## Begin

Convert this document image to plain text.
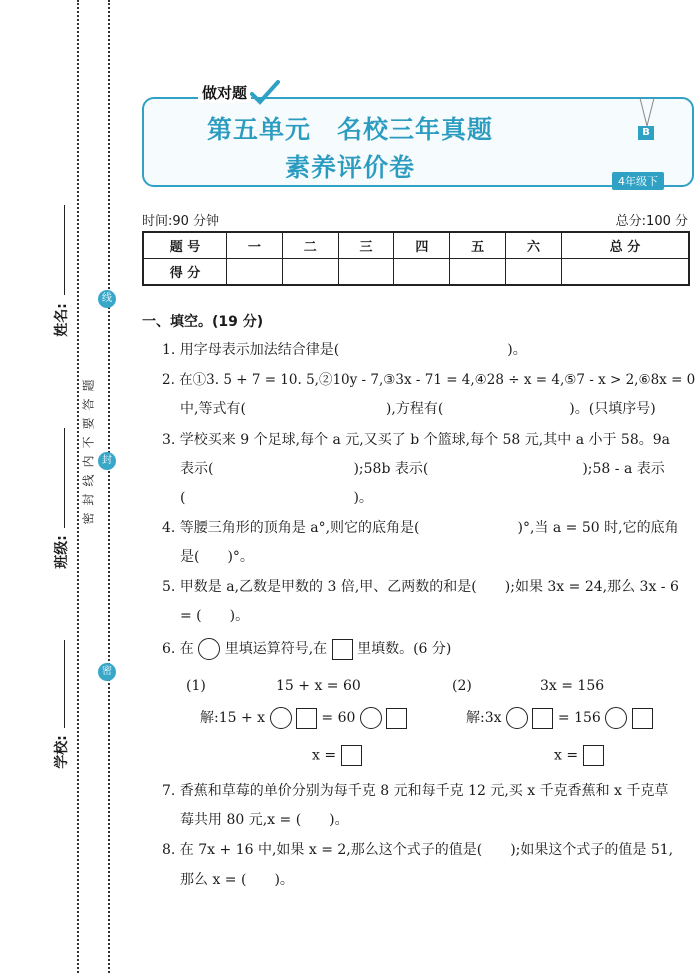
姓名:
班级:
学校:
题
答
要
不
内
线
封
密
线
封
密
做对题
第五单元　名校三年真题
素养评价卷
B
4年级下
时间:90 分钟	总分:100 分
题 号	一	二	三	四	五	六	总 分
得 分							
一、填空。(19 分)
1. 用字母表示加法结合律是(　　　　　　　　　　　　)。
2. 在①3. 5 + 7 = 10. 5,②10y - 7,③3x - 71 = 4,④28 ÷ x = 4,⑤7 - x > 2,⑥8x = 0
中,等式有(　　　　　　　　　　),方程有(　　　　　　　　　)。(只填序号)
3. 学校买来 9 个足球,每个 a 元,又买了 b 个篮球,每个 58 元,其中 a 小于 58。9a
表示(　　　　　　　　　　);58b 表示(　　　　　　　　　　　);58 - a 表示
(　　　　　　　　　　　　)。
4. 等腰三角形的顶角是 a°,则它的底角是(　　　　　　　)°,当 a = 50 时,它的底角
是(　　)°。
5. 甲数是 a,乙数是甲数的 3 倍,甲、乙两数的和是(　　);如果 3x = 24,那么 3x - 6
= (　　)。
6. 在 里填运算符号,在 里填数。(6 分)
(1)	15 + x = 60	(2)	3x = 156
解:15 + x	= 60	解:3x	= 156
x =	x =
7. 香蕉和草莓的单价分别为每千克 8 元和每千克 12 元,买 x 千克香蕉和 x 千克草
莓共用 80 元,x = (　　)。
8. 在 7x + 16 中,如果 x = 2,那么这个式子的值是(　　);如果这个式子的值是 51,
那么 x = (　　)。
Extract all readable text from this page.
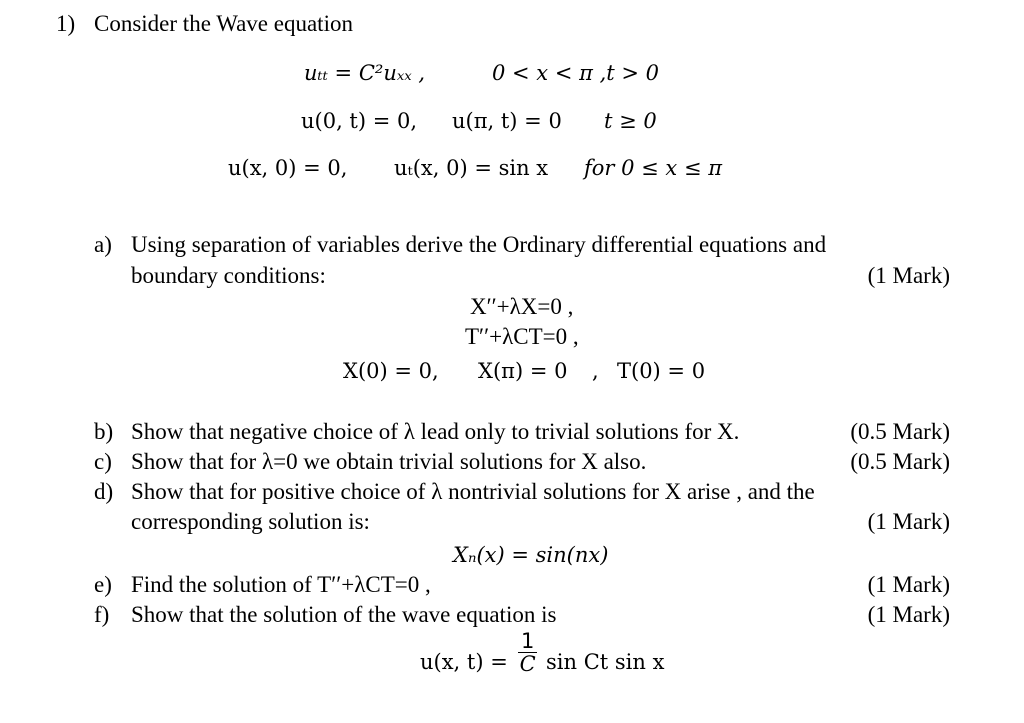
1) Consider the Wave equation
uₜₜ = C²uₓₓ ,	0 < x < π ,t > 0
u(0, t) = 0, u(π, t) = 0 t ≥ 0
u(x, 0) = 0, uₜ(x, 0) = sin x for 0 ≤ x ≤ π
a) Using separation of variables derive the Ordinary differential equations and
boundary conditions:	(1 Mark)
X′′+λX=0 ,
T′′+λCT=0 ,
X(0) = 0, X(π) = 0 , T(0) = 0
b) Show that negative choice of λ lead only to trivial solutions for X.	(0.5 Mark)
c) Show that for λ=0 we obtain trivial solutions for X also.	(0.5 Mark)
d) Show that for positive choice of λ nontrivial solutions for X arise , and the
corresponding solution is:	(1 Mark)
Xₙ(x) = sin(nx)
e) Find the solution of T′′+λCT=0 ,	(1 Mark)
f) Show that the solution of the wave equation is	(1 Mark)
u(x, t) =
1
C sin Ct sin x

## End
## Begin

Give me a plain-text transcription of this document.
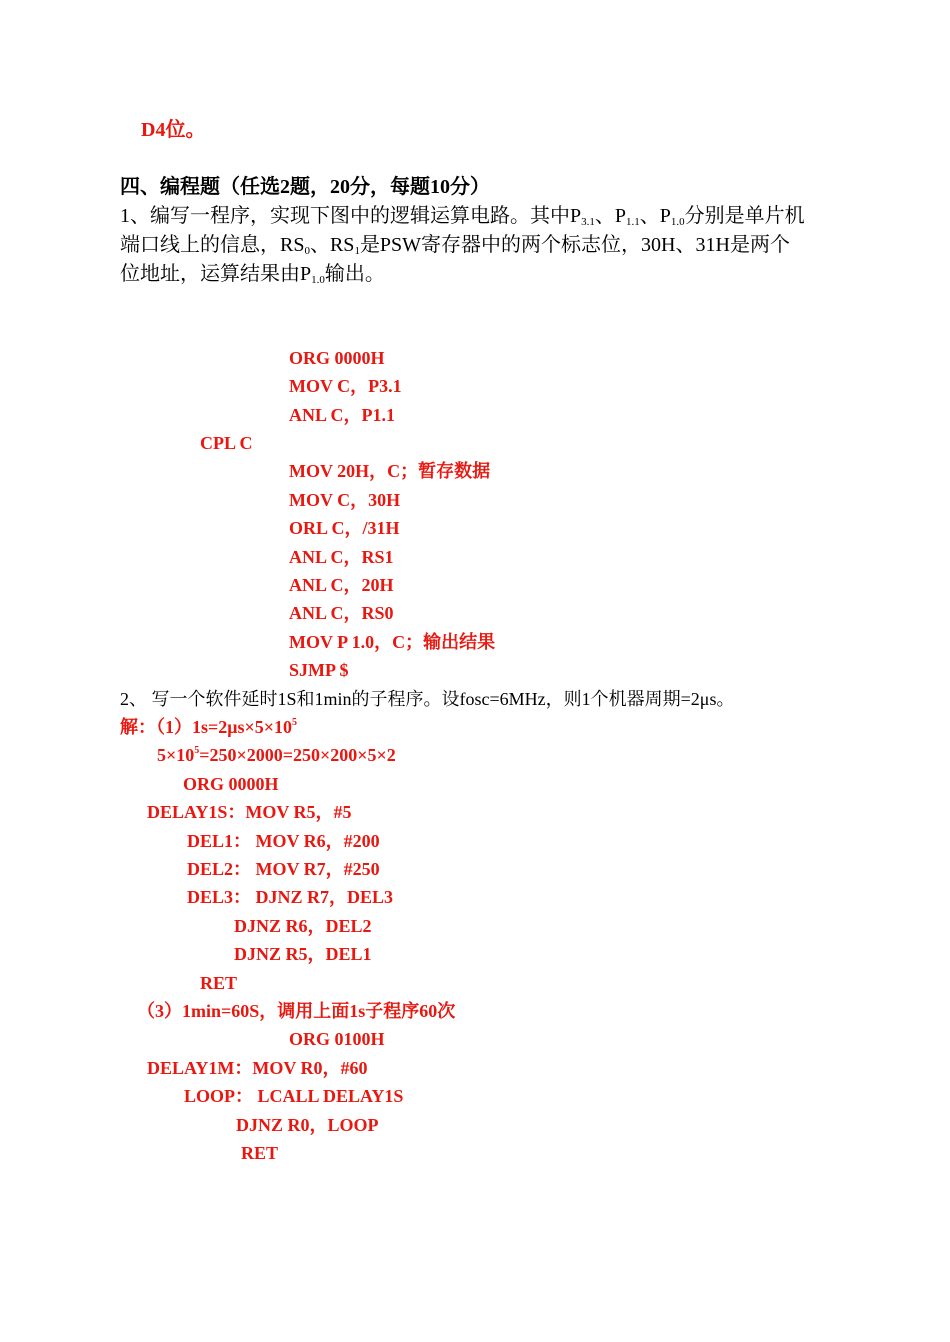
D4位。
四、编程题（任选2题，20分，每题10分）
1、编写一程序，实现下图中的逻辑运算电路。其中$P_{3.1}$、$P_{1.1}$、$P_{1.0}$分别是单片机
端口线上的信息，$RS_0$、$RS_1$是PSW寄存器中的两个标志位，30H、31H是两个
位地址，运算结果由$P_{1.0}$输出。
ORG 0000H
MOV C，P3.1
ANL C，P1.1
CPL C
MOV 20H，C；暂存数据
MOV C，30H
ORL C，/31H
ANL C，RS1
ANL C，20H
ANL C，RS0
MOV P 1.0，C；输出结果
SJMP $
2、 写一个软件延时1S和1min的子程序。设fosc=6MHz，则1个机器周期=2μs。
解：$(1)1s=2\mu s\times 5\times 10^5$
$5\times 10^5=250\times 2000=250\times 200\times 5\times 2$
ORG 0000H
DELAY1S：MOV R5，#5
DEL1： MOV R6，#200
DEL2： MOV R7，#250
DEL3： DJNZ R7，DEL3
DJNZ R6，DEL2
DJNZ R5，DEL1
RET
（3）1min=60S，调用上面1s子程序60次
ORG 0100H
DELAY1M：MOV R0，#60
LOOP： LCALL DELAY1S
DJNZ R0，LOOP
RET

## End
## Begin

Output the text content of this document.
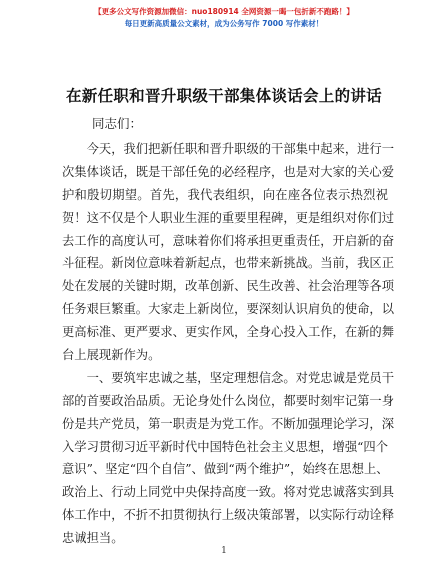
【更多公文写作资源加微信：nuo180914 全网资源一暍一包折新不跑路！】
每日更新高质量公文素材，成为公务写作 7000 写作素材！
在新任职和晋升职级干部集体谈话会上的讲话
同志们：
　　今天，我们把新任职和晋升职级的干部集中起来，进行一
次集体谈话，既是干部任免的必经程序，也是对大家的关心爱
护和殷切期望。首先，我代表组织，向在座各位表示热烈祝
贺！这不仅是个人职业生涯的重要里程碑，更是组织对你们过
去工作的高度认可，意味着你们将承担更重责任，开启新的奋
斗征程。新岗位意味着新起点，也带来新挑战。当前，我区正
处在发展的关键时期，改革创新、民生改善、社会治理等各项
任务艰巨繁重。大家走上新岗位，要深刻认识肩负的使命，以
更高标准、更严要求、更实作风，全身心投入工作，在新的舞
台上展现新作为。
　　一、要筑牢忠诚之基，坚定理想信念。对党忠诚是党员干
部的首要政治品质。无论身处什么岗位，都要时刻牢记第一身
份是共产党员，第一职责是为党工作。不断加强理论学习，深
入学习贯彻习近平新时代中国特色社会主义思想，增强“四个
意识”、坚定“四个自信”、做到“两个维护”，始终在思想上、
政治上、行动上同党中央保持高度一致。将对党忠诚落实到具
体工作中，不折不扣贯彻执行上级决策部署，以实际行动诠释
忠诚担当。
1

## End

- **Goal of the exercise**
Read the data above and pull out each line that holds the string "solutions".

- **Output of the exercise**
b) Show that negative choice of λ lead only to trivial solutions for X.	(0.5 Mark)
c) Show that for λ=0 we obtain trivial solutions for X also.	(0.5 Mark)
d) Show that for positive choice of λ nontrivial solutions for X arise , and the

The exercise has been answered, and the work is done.